Repeat the whole listing below, word for word.

[EXTRACTED ENTRIES]
================

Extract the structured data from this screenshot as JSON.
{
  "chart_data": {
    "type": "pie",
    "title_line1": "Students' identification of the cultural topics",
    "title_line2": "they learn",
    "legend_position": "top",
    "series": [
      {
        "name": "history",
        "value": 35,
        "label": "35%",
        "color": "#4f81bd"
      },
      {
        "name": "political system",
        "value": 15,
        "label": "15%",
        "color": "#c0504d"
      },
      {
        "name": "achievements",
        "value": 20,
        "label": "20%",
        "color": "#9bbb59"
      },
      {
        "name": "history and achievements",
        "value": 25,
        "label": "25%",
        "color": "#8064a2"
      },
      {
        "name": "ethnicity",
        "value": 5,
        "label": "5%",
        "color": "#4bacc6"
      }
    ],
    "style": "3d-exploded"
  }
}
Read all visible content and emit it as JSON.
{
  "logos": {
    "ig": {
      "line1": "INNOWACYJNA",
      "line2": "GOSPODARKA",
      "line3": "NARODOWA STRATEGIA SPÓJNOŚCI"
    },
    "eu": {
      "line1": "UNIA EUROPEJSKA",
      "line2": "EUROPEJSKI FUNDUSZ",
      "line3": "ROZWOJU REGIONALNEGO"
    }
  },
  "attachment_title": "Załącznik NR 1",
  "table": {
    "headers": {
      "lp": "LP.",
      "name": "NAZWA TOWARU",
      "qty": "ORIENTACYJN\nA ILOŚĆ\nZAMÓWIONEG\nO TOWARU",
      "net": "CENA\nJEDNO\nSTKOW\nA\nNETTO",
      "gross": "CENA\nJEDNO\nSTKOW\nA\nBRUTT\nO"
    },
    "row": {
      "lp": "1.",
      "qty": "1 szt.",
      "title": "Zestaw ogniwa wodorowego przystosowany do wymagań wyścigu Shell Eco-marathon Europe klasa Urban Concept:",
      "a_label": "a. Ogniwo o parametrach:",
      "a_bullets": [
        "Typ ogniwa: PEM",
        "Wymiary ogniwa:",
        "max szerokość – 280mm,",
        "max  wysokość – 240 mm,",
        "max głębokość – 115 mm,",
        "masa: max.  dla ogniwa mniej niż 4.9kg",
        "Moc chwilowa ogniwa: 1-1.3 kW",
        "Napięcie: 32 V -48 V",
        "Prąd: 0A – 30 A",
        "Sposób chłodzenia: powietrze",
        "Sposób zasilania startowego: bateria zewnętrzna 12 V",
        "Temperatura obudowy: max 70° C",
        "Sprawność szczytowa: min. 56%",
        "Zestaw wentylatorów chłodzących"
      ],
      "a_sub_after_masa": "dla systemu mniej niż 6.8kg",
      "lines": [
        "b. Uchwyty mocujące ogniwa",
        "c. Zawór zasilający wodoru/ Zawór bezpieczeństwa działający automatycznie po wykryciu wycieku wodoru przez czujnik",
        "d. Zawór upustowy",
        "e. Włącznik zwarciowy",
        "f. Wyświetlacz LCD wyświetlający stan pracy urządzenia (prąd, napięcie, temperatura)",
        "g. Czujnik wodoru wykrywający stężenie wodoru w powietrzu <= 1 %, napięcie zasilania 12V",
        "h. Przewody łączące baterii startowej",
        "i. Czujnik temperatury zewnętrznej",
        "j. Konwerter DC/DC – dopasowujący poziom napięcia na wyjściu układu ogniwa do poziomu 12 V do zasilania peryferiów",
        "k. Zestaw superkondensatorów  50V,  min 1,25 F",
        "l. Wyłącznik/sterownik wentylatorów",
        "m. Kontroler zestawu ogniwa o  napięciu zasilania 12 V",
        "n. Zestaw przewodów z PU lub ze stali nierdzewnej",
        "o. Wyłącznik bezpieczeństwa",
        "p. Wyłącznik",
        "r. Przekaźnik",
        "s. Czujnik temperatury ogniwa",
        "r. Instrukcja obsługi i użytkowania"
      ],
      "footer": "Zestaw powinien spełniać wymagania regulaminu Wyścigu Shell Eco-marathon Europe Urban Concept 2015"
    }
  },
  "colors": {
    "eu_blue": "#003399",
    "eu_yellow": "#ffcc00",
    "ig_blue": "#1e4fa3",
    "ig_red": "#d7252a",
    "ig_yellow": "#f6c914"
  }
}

================

[ANSWER TO THIS EXERCISE]
Extract the structured data from this screenshot as JSON.
{
  "chart_data": {
    "type": "pie",
    "title_line1": "Students' identification of the cultural topics",
    "title_line2": "they learn",
    "legend_position": "top",
    "series": [
      {
        "name": "history",
        "value": 35,
        "label": "35%",
        "color": "#4f81bd"
      },
      {
        "name": "political system",
        "value": 15,
        "label": "15%",
        "color": "#c0504d"
      },
      {
        "name": "achievements",
        "value": 20,
        "label": "20%",
        "color": "#9bbb59"
      },
      {
        "name": "history and achievements",
        "value": 25,
        "label": "25%",
        "color": "#8064a2"
      },
      {
        "name": "ethnicity",
        "value": 5,
        "label": "5%",
        "color": "#4bacc6"
      }
    ],
    "style": "3d-exploded"
  }
}
Read all visible content and emit it as JSON.
{
  "logos": {
    "ig": {
      "line1": "INNOWACYJNA",
      "line2": "GOSPODARKA",
      "line3": "NARODOWA STRATEGIA SPÓJNOŚCI"
    },
    "eu": {
      "line1": "UNIA EUROPEJSKA",
      "line2": "EUROPEJSKI FUNDUSZ",
      "line3": "ROZWOJU REGIONALNEGO"
    }
  },
  "attachment_title": "Załącznik NR 1",
  "table": {
    "headers": {
      "lp": "LP.",
      "name": "NAZWA TOWARU",
      "qty": "ORIENTACYJN\nA ILOŚĆ\nZAMÓWIONEG\nO TOWARU",
      "net": "CENA\nJEDNO\nSTKOW\nA\nNETTO",
      "gross": "CENA\nJEDNO\nSTKOW\nA\nBRUTT\nO"
    },
    "row": {
      "lp": "1.",
      "qty": "1 szt.",
      "title": "Zestaw ogniwa wodorowego przystosowany do wymagań wyścigu Shell Eco-marathon Europe klasa Urban Concept:",
      "a_label": "a. Ogniwo o parametrach:",
      "a_bullets": [
        "Typ ogniwa: PEM",
        "Wymiary ogniwa:",
        "max szerokość – 280mm,",
        "max  wysokość – 240 mm,",
        "max głębokość – 115 mm,",
        "masa: max.  dla ogniwa mniej niż 4.9kg",
        "Moc chwilowa ogniwa: 1-1.3 kW",
        "Napięcie: 32 V -48 V",
        "Prąd: 0A – 30 A",
        "Sposób chłodzenia: powietrze",
        "Sposób zasilania startowego: bateria zewnętrzna 12 V",
        "Temperatura obudowy: max 70° C",
        "Sprawność szczytowa: min. 56%",
        "Zestaw wentylatorów chłodzących"
      ],
      "a_sub_after_masa": "dla systemu mniej niż 6.8kg",
      "lines": [
        "b. Uchwyty mocujące ogniwa",
        "c. Zawór zasilający wodoru/ Zawór bezpieczeństwa działający automatycznie po wykryciu wycieku wodoru przez czujnik",
        "d. Zawór upustowy",
        "e. Włącznik zwarciowy",
        "f. Wyświetlacz LCD wyświetlający stan pracy urządzenia (prąd, napięcie, temperatura)",
        "g. Czujnik wodoru wykrywający stężenie wodoru w powietrzu <= 1 %, napięcie zasilania 12V",
        "h. Przewody łączące baterii startowej",
        "i. Czujnik temperatury zewnętrznej",
        "j. Konwerter DC/DC – dopasowujący poziom napięcia na wyjściu układu ogniwa do poziomu 12 V do zasilania peryferiów",
        "k. Zestaw superkondensatorów  50V,  min 1,25 F",
        "l. Wyłącznik/sterownik wentylatorów",
        "m. Kontroler zestawu ogniwa o  napięciu zasilania 12 V",
        "n. Zestaw przewodów z PU lub ze stali nierdzewnej",
        "o. Wyłącznik bezpieczeństwa",
        "p. Wyłącznik",
        "r. Przekaźnik",
        "s. Czujnik temperatury ogniwa",
        "r. Instrukcja obsługi i użytkowania"
      ],
      "footer": "Zestaw powinien spełniać wymagania regulaminu Wyścigu Shell Eco-marathon Europe Urban Concept 2015"
    }
  },
  "colors": {
    "eu_blue": "#003399",
    "eu_yellow": "#ffcc00",
    "ig_blue": "#1e4fa3",
    "ig_red": "#d7252a",
    "ig_yellow": "#f6c914"
  }
}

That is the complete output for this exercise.